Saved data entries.

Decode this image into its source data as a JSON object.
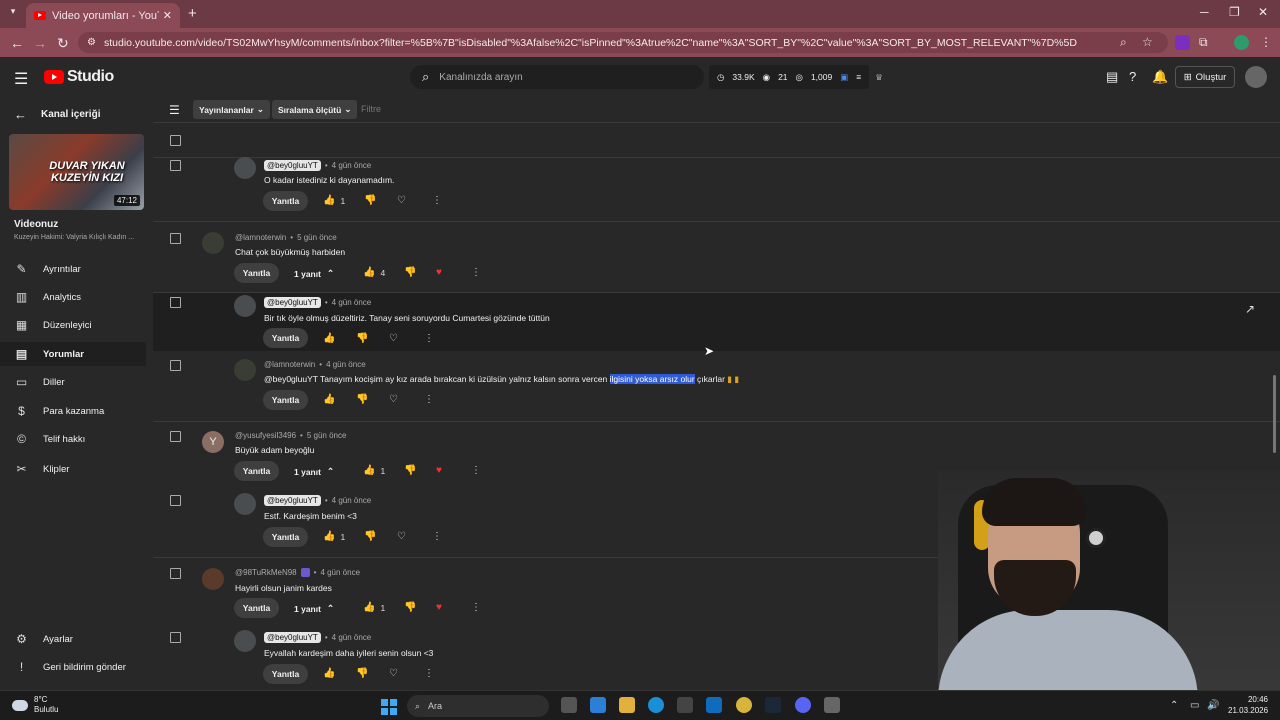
{
  "browser": {
    "tab_title": "Video yorumları - YouTube Studio",
    "url": "studio.youtube.com/video/TS02MwYhsyM/comments/inbox?filter=%5B%7B\"isDisabled\"%3Afalse%2C\"isPinned\"%3Atrue%2C\"name\"%3A\"SORT_BY\"%2C\"value\"%3A\"SORT_BY_MOST_RELEVANT\"%7D%5D"
  },
  "header": {
    "logo_text": "Studio",
    "search_placeholder": "Kanalınızda arayın",
    "stats": {
      "views": "33.9K",
      "watching": "21",
      "subs": "1,009"
    },
    "create_label": "Oluştur"
  },
  "sidebar": {
    "back_label": "Kanal içeriği",
    "thumbnail_text": "DUVAR YIKAN KUZEYİN KIZI",
    "thumbnail_duration": "47:12",
    "video_label": "Videonuz",
    "video_title": "Kuzeyin Hakimi: Valyria Kılıçlı Kadın ...",
    "items": [
      {
        "label": "Ayrıntılar",
        "icon": "pencil-icon"
      },
      {
        "label": "Analytics",
        "icon": "analytics-icon"
      },
      {
        "label": "Düzenleyici",
        "icon": "editor-icon"
      },
      {
        "label": "Yorumlar",
        "icon": "comments-icon"
      },
      {
        "label": "Diller",
        "icon": "subtitles-icon"
      },
      {
        "label": "Para kazanma",
        "icon": "dollar-icon"
      },
      {
        "label": "Telif hakkı",
        "icon": "copyright-icon"
      },
      {
        "label": "Klipler",
        "icon": "scissors-icon"
      }
    ],
    "settings_label": "Ayarlar",
    "feedback_label": "Geri bildirim gönder"
  },
  "filters": {
    "published_label": "Yayınlananlar",
    "sort_label": "Sıralama ölçütü",
    "filter_placeholder": "Filtre"
  },
  "comments": [
    {
      "author": "@bey0gluuYT",
      "owner": true,
      "time": "4 gün önce",
      "text": "O kadar istediniz ki dayanamadım.",
      "likes": "1",
      "reply": "Yanıtla"
    },
    {
      "author": "@lamnoterwin",
      "owner": false,
      "time": "5 gün önce",
      "text": "Chat çok büyükmüş harbiden",
      "likes": "4",
      "replies": "1 yanıt",
      "reply": "Yanıtla"
    },
    {
      "author": "@bey0gluuYT",
      "owner": true,
      "time": "4 gün önce",
      "text": "Bir tık öyle olmuş düzeltiriz. Tanay seni soruyordu Cumartesi gözünde tüttün",
      "likes": "",
      "reply": "Yanıtla"
    },
    {
      "author": "@lamnoterwin",
      "owner": false,
      "time": "4 gün önce",
      "text_before": "@bey0gluuYT Tanayım kocişim ay kız arada bırakcan ki üzülsün yalnız kalsın sonra vercen ",
      "text_highlight": "ilgisini yoksa arsız olur",
      "text_after": " çıkarlar",
      "likes": "",
      "reply": "Yanıtla"
    },
    {
      "author": "@yusufyesil3496",
      "owner": false,
      "time": "5 gün önce",
      "text": "Büyük adam beyoğlu",
      "likes": "1",
      "replies": "1 yanıt",
      "reply": "Yanıtla",
      "avatar_letter": "Y"
    },
    {
      "author": "@bey0gluuYT",
      "owner": true,
      "time": "4 gün önce",
      "text": "Estf. Kardeşim benim <3",
      "likes": "1",
      "reply": "Yanıtla"
    },
    {
      "author": "@98TuRkMeN98",
      "owner": false,
      "time": "4 gün önce",
      "text": "Hayirli olsun janim kardes",
      "likes": "1",
      "replies": "1 yanıt",
      "reply": "Yanıtla"
    },
    {
      "author": "@bey0gluuYT",
      "owner": true,
      "time": "4 gün önce",
      "text": "Eyvallah kardeşim daha iyileri senin olsun <3",
      "likes": "",
      "reply": "Yanıtla"
    }
  ],
  "taskbar": {
    "temp": "8°C",
    "weather": "Bulutlu",
    "search_label": "Ara",
    "time": "20:46",
    "date": "21.03.2026"
  }
}
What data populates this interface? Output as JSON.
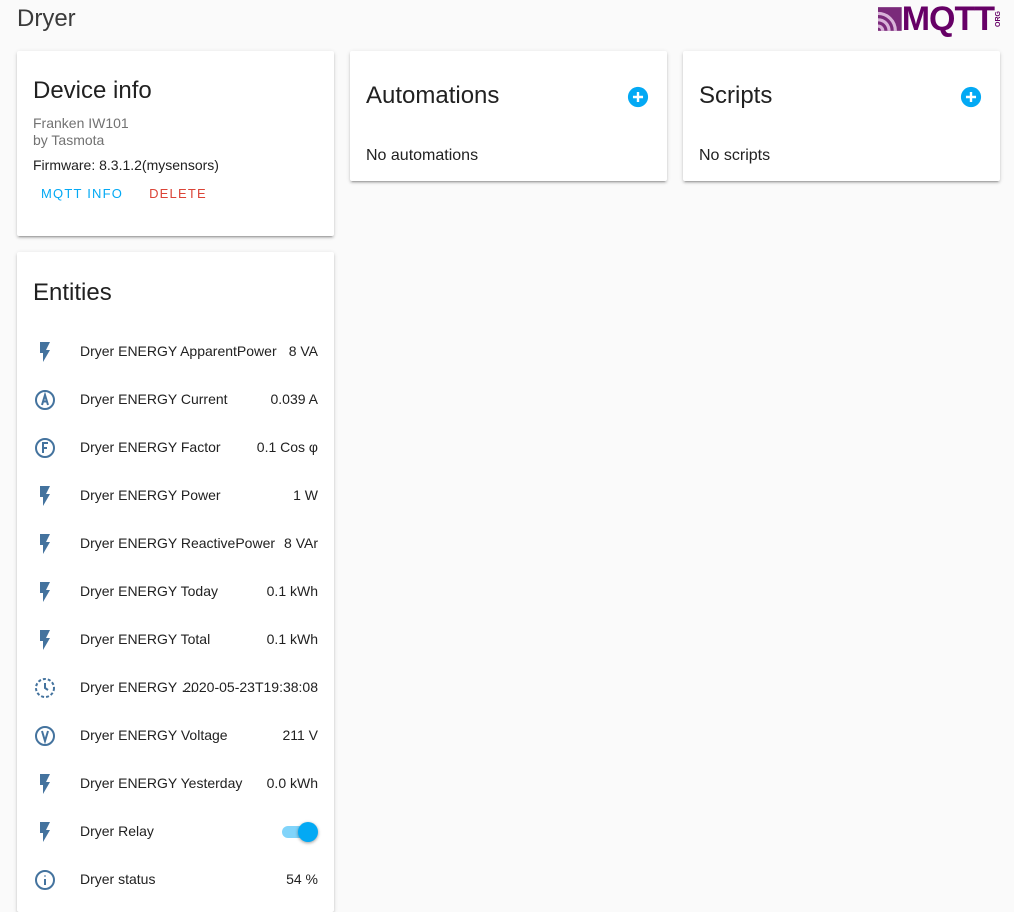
{
  "page": {
    "title": "Dryer"
  },
  "logo": {
    "text": "MQTT",
    "suffix": "ORG"
  },
  "colors": {
    "accent": "#03a9f4",
    "delete": "#db4437",
    "icon": "#44739e"
  },
  "device_info": {
    "title": "Device info",
    "model": "Franken IW101",
    "manufacturer": "by Tasmota",
    "firmware": "Firmware: 8.3.1.2(mysensors)",
    "mqtt_info_label": "MQTT INFO",
    "delete_label": "DELETE"
  },
  "automations": {
    "title": "Automations",
    "empty": "No automations"
  },
  "scripts": {
    "title": "Scripts",
    "empty": "No scripts"
  },
  "entities": {
    "title": "Entities",
    "items": [
      {
        "icon": "flash-icon",
        "name": "Dryer ENERGY ApparentPower",
        "state": "8 VA"
      },
      {
        "icon": "alpha-a-circle-icon",
        "name": "Dryer ENERGY Current",
        "state": "0.039 A"
      },
      {
        "icon": "alpha-f-circle-icon",
        "name": "Dryer ENERGY Factor",
        "state": "0.1 Cos φ"
      },
      {
        "icon": "flash-icon",
        "name": "Dryer ENERGY Power",
        "state": "1 W"
      },
      {
        "icon": "flash-icon",
        "name": "Dryer ENERGY ReactivePower",
        "state": "8 VAr"
      },
      {
        "icon": "flash-icon",
        "name": "Dryer ENERGY Today",
        "state": "0.1 kWh"
      },
      {
        "icon": "flash-icon",
        "name": "Dryer ENERGY Total",
        "state": "0.1 kWh"
      },
      {
        "icon": "clock-icon",
        "name": "Dryer ENERGY …",
        "state": "2020-05-23T19:38:08"
      },
      {
        "icon": "alpha-v-circle-icon",
        "name": "Dryer ENERGY Voltage",
        "state": "211 V"
      },
      {
        "icon": "flash-icon",
        "name": "Dryer ENERGY Yesterday",
        "state": "0.0 kWh"
      },
      {
        "icon": "flash-icon",
        "name": "Dryer Relay",
        "toggle": true
      },
      {
        "icon": "info-icon",
        "name": "Dryer status",
        "state": "54 %"
      }
    ]
  }
}
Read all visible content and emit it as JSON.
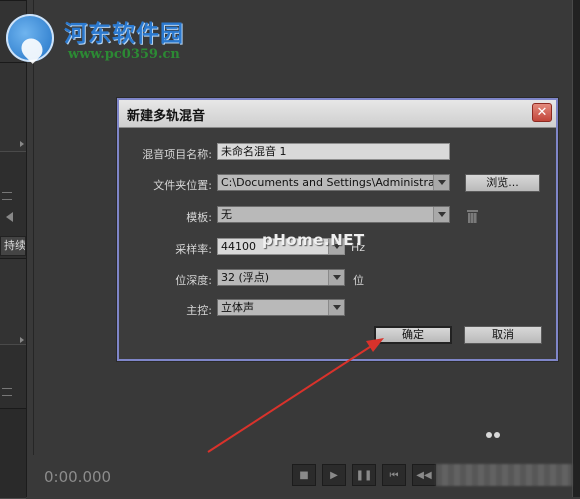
{
  "watermark": {
    "logo_title": "河东软件园",
    "logo_url": "www.pc0359.cn",
    "overlay": "pHome.NET"
  },
  "app": {
    "side_tab_label": "持续",
    "timecode": "0:00.000",
    "transport_icons": [
      "stop-icon",
      "play-icon",
      "pause-icon",
      "skip-to-start-icon",
      "rewind-icon"
    ]
  },
  "dialog": {
    "title": "新建多轨混音",
    "close_glyph": "✕",
    "mix_name": {
      "label": "混音项目名称:",
      "value": "未命名混音 1"
    },
    "folder": {
      "label": "文件夹位置:",
      "value": "C:\\Documents and Settings\\Administrator...",
      "browse_label": "浏览..."
    },
    "template": {
      "label": "模板:",
      "value": "无"
    },
    "sample_rate": {
      "label": "采样率:",
      "value": "44100",
      "unit": "Hz"
    },
    "bit_depth": {
      "label": "位深度:",
      "value": "32 (浮点)",
      "unit": "位"
    },
    "master": {
      "label": "主控:",
      "value": "立体声"
    },
    "ok_label": "确定",
    "cancel_label": "取消"
  },
  "annotation": {
    "arrow_color": "#d9322b"
  }
}
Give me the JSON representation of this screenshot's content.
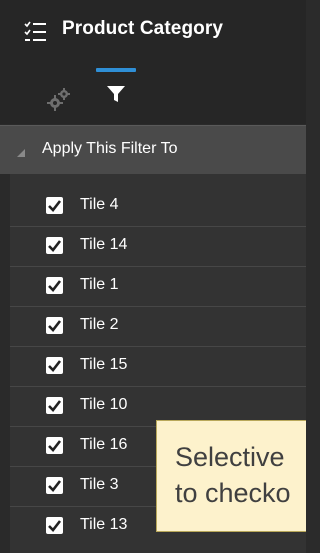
{
  "header": {
    "title": "Product Category",
    "icon": "filter-list-icon"
  },
  "toolbar": {
    "tabs": [
      {
        "name": "settings",
        "icon": "gears-icon",
        "active": false
      },
      {
        "name": "filter",
        "icon": "filter-icon",
        "active": true
      }
    ],
    "accent_color": "#2f8fd6"
  },
  "section": {
    "label": "Apply This Filter To",
    "expanded": true
  },
  "items": [
    {
      "label": "Tile 4",
      "checked": true
    },
    {
      "label": "Tile 14",
      "checked": true
    },
    {
      "label": "Tile 1",
      "checked": true
    },
    {
      "label": "Tile 2",
      "checked": true
    },
    {
      "label": "Tile 15",
      "checked": true
    },
    {
      "label": "Tile 10",
      "checked": true
    },
    {
      "label": "Tile 16",
      "checked": true
    },
    {
      "label": "Tile 3",
      "checked": true
    },
    {
      "label": "Tile 13",
      "checked": true
    }
  ],
  "callout": {
    "line1": "Selective",
    "line2": "to checko"
  }
}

REQUEST. List every line above that holds the word "alpha".

EXERCISE OUTPUT.
        "icon": "alpha-a-circle-icon",
        "icon": "alpha-f-circle-icon",
        "icon": "alpha-v-circle-icon",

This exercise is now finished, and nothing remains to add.